TASKS TO PERFORM:
1. In the Sarbanes-Oxley passage, which court held that the trial court erred by not requiring Murray to prove that UBS terminated him with "retaliatory intent"?
2. From the Sarbanes-Oxley passage, extract the text word for word, starting with "Tackling the tricky" and going on through "motive was retaliation.".

PASSAGE SHOWN:

Tackling the tricky issue of how a plaintiff proves an employer's “intent,” in an opinion issued today, the United States Supreme Court unanimously held that under the Sarbanes-Oxley Act of 2002, corporate whistleblowers have to prove that their whistleblowing contributed to their employers' actions against them, but that burden does not require proof that an employer's specific motive was retaliation.

Sarbanes-Oxley was passed in the wake of the Enron scandal to identify and remedy corporate fraud, with a specific focus on preventing “corporate codes of silence” from discouraging employees from reporting corporate wrongdoing. Sarbanes-Oxley prohibits publicly traded companies from retaliating against employees – discharging, demoting, harassing, etc. -- “because of” protected whistleblowing activity.  The whistleblower employee initially must demonstrate that his or her protected conduct was a “contributing factor” in the unfavorable action. The burden then shifts to the employer to show that it would have taken the personnel action irrespective of the protected whistleblowing activity.

Murray was a UBS employee responsible for reporting on commercial mortgage-backed securities markets to current and future UBS customers. Securities and Exchange Commission (SEC) regulations required that Murray's reports be independent and accurate reflections of his own views.  Murray alleged that he was pressured to alter the content of his articles and clear them with the trading desk before publishing, and that he was terminated after reporting the pressure to UBS management.  Murray pursued legal action and prevailed at trial. On appeal, however, the Second Circuit Court of Appeals held that the trial court erred by not requiring Murray to prove that UBS terminated him with “retaliatory intent.”  The Second Circuit's decision conflicted with decisions from other circuit courts of appeal, and the Supreme Court granted certiorari to resolve the conflict.

DATASET CONTENT:

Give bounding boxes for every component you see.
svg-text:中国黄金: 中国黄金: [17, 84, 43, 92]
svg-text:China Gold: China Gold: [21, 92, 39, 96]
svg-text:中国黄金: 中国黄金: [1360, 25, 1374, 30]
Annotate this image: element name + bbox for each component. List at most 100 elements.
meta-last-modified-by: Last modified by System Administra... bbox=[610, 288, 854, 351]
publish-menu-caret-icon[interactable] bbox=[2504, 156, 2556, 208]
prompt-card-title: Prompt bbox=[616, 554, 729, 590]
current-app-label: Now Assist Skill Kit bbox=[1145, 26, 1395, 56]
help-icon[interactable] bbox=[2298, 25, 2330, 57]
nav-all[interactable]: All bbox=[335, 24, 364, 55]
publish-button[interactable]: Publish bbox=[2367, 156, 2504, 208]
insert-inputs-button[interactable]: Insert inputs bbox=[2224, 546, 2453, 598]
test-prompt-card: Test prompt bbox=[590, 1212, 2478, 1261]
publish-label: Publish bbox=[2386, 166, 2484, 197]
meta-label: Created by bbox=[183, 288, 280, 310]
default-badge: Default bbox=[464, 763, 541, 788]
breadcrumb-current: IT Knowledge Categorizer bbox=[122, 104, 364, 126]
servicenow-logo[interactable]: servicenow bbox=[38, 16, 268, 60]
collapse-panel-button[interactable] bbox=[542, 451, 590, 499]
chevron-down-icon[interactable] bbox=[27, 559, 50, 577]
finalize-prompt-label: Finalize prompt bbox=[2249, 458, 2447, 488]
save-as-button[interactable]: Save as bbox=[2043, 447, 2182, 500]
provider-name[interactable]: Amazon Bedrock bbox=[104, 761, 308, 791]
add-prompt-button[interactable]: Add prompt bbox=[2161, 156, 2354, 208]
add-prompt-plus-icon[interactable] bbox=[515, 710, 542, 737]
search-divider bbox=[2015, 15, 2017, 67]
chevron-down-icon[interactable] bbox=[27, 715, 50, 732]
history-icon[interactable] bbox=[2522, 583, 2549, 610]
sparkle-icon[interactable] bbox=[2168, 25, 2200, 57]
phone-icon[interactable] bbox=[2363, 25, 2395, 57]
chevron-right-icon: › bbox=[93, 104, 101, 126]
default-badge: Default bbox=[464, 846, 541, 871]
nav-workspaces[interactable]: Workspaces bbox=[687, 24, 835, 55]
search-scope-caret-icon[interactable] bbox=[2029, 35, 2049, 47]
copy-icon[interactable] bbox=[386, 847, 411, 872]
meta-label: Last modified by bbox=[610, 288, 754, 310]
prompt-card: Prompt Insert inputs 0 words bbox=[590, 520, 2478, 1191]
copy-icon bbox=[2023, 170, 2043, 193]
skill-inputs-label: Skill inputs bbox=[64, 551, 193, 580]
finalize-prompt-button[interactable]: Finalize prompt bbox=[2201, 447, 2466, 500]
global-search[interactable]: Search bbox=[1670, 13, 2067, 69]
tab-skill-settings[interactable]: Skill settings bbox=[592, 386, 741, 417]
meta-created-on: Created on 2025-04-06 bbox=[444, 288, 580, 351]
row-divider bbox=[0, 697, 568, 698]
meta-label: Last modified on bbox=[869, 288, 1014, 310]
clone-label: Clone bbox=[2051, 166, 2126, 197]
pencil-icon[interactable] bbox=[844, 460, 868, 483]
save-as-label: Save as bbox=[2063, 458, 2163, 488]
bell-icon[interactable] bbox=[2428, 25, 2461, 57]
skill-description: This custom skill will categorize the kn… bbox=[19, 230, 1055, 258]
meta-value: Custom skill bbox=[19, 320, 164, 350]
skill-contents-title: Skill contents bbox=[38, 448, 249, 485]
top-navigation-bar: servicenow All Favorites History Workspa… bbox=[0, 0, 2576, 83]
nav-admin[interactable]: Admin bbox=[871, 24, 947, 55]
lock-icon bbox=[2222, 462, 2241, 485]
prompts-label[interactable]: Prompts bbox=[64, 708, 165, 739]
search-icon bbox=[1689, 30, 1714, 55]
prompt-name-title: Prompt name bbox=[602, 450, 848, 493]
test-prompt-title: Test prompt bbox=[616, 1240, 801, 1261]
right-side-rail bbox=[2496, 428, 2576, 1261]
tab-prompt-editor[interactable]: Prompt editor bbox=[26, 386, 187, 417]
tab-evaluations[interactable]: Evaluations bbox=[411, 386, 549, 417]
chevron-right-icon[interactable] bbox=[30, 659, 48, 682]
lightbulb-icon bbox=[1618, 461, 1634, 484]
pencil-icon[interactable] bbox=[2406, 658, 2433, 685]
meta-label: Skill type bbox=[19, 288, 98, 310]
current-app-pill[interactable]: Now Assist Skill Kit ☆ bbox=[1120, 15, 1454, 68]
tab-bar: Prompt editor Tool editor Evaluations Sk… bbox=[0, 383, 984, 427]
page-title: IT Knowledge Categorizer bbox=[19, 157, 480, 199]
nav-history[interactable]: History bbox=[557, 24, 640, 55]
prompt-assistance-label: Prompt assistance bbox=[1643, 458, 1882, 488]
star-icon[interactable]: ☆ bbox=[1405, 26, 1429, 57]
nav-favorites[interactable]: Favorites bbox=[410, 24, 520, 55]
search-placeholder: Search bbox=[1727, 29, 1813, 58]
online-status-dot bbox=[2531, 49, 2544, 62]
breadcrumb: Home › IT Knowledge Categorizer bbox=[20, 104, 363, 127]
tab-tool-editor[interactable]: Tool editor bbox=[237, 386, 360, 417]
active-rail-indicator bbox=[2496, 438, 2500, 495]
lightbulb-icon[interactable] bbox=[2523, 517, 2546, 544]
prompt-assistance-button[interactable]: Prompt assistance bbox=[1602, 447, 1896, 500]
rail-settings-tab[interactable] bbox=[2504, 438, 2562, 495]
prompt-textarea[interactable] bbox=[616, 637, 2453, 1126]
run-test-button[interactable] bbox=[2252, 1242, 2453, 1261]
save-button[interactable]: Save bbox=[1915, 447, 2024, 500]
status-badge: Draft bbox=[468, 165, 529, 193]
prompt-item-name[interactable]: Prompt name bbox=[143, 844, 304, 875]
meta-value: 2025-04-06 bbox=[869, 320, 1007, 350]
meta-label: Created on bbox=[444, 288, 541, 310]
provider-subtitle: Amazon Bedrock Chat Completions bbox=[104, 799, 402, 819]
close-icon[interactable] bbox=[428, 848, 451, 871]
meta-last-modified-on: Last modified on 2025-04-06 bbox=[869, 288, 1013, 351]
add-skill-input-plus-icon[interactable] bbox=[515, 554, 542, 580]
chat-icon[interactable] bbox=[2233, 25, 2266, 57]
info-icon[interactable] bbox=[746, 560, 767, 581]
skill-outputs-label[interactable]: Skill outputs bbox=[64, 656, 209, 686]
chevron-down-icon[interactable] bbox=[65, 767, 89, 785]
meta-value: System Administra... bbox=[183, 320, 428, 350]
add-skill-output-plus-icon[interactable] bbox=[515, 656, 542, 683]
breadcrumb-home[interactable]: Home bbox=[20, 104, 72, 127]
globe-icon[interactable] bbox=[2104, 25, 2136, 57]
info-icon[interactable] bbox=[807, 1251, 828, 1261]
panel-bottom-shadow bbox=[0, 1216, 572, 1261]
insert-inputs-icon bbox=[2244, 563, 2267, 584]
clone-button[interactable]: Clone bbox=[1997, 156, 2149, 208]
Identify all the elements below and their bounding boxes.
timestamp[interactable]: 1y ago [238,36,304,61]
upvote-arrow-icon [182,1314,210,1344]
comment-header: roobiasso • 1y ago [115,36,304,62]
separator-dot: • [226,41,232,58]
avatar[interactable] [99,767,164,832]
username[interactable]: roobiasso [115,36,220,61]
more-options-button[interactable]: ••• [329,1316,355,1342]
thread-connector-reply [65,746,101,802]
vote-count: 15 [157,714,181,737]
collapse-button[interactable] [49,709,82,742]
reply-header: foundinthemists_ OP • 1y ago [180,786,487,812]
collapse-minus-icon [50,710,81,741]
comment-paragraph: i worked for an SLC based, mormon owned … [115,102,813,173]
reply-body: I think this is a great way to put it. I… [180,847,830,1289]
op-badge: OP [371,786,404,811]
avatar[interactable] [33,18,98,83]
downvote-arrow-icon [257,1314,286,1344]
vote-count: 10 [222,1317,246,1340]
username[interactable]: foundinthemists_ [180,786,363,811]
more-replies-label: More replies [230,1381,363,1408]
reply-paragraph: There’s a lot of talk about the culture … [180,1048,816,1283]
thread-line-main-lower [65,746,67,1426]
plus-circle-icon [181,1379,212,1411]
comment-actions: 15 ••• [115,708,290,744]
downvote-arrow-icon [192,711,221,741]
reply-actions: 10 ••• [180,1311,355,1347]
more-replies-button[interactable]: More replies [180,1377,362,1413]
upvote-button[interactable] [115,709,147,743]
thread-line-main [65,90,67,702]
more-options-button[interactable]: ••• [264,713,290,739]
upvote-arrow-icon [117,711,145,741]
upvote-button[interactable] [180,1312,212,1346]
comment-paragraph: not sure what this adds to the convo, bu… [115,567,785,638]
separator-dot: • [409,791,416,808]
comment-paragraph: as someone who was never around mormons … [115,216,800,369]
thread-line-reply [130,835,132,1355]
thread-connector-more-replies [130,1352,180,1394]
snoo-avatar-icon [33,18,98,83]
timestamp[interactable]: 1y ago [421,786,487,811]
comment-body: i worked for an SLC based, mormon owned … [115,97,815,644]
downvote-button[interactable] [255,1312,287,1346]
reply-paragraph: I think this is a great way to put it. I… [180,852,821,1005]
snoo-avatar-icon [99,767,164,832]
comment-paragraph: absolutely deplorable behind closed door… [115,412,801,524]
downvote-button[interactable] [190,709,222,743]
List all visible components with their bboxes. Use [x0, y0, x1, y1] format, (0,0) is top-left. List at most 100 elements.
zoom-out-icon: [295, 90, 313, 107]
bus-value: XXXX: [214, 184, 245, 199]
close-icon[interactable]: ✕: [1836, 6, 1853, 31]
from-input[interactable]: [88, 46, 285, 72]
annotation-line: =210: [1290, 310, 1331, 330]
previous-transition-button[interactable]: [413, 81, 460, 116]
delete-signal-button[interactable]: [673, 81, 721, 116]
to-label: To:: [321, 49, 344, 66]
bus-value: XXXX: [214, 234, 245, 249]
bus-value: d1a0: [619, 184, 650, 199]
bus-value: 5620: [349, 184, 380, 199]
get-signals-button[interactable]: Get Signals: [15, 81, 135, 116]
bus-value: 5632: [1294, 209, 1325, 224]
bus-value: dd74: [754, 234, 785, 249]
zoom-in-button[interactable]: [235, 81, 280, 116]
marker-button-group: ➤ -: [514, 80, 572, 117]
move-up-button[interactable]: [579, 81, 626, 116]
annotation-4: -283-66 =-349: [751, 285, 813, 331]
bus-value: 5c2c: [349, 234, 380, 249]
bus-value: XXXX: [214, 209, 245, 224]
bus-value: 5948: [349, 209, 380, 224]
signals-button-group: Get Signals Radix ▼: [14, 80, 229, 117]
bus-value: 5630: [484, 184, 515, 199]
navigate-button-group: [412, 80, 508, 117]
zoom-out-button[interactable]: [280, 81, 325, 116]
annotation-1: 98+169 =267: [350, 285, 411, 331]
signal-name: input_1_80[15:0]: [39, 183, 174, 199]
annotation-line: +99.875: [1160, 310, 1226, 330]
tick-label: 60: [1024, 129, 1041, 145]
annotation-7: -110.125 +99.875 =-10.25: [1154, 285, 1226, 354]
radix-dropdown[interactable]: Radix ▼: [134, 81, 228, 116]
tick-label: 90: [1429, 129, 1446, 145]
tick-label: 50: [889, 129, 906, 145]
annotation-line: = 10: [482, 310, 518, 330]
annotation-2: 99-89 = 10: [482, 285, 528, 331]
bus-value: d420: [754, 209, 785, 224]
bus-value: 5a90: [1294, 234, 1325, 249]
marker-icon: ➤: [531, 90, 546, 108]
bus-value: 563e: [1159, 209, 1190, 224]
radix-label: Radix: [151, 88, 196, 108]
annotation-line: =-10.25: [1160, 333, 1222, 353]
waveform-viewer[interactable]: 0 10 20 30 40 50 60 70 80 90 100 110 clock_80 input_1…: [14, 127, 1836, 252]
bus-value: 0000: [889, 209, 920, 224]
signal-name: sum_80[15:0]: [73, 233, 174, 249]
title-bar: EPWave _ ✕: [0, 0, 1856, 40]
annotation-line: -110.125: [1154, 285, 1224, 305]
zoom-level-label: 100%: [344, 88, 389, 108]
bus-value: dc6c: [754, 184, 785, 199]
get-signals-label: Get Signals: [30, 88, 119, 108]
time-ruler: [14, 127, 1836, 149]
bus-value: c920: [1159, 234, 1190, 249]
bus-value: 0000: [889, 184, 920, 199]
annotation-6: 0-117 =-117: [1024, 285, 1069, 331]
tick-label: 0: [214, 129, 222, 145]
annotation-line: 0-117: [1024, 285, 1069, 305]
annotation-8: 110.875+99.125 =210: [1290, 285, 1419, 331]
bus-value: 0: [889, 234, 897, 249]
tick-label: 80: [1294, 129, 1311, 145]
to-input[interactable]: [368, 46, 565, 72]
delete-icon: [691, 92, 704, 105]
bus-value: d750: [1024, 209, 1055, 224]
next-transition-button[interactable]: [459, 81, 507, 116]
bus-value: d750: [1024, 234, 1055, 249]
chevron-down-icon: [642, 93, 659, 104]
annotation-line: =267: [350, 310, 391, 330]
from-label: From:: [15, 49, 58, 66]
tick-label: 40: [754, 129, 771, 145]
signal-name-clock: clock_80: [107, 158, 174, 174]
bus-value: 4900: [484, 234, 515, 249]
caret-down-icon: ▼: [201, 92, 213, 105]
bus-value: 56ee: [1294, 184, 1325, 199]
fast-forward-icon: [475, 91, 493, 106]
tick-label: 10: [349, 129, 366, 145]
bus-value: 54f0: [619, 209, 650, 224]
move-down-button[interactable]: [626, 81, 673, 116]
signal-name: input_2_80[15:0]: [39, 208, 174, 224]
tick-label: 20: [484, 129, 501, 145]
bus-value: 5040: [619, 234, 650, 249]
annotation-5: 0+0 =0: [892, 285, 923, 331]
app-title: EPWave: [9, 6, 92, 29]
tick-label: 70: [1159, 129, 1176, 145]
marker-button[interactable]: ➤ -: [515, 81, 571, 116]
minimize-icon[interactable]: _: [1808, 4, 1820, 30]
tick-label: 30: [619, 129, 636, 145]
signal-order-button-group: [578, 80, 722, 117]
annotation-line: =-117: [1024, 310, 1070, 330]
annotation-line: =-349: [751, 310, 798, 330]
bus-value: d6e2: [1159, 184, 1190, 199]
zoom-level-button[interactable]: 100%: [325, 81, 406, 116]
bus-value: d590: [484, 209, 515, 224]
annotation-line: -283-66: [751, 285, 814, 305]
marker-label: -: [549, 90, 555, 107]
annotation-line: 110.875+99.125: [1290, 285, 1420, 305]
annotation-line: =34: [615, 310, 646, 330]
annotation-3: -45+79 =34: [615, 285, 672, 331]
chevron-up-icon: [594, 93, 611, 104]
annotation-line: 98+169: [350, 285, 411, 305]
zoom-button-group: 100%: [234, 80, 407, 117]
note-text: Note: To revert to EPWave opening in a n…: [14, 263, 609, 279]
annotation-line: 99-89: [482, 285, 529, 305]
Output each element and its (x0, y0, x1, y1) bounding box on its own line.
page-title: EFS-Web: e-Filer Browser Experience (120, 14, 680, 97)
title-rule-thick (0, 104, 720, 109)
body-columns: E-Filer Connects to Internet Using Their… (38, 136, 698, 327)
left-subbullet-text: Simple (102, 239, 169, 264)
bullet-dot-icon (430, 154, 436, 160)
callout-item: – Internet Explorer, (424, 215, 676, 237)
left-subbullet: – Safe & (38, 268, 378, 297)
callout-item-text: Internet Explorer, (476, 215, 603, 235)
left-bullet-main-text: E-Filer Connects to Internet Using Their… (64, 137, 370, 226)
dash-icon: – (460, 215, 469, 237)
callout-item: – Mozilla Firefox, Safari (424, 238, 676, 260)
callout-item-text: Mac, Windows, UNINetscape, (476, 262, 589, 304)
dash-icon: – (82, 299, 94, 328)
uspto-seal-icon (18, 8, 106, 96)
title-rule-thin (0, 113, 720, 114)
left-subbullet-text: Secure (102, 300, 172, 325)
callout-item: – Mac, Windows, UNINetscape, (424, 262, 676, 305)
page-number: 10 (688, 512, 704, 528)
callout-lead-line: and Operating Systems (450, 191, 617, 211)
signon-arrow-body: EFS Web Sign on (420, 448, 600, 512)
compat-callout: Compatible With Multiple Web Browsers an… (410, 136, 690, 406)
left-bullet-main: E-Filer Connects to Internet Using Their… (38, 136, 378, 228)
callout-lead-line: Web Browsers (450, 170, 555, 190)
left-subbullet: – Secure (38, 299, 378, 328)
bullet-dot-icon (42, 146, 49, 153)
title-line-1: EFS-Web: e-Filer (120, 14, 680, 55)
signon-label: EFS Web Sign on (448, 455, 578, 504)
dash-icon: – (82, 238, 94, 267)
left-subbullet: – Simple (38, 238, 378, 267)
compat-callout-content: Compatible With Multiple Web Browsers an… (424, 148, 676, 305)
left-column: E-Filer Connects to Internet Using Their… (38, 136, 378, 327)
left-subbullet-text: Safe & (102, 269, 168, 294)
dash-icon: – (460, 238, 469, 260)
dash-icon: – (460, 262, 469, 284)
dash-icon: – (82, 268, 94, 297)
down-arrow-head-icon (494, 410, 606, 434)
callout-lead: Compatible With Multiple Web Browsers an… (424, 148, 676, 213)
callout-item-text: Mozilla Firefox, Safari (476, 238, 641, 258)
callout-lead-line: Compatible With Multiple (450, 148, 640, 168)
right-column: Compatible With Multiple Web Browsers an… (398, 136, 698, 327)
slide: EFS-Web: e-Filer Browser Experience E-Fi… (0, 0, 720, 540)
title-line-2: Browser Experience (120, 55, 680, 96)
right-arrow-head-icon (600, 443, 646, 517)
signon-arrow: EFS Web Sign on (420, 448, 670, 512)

WORKED SOLUTIONS:
1. The Second Circuit Court of Appeals

2.
Tackling the tricky issue of how a plaintiff proves an employer's “intent,” in an opinion issued today, the United States Supreme Court unanimously held that under the Sarbanes-Oxley Act of 2002, corporate whistleblowers have to prove that their whistleblowing contributed to their employers' actions against them, but that burden does not require proof that an employer's specific motive was retaliation.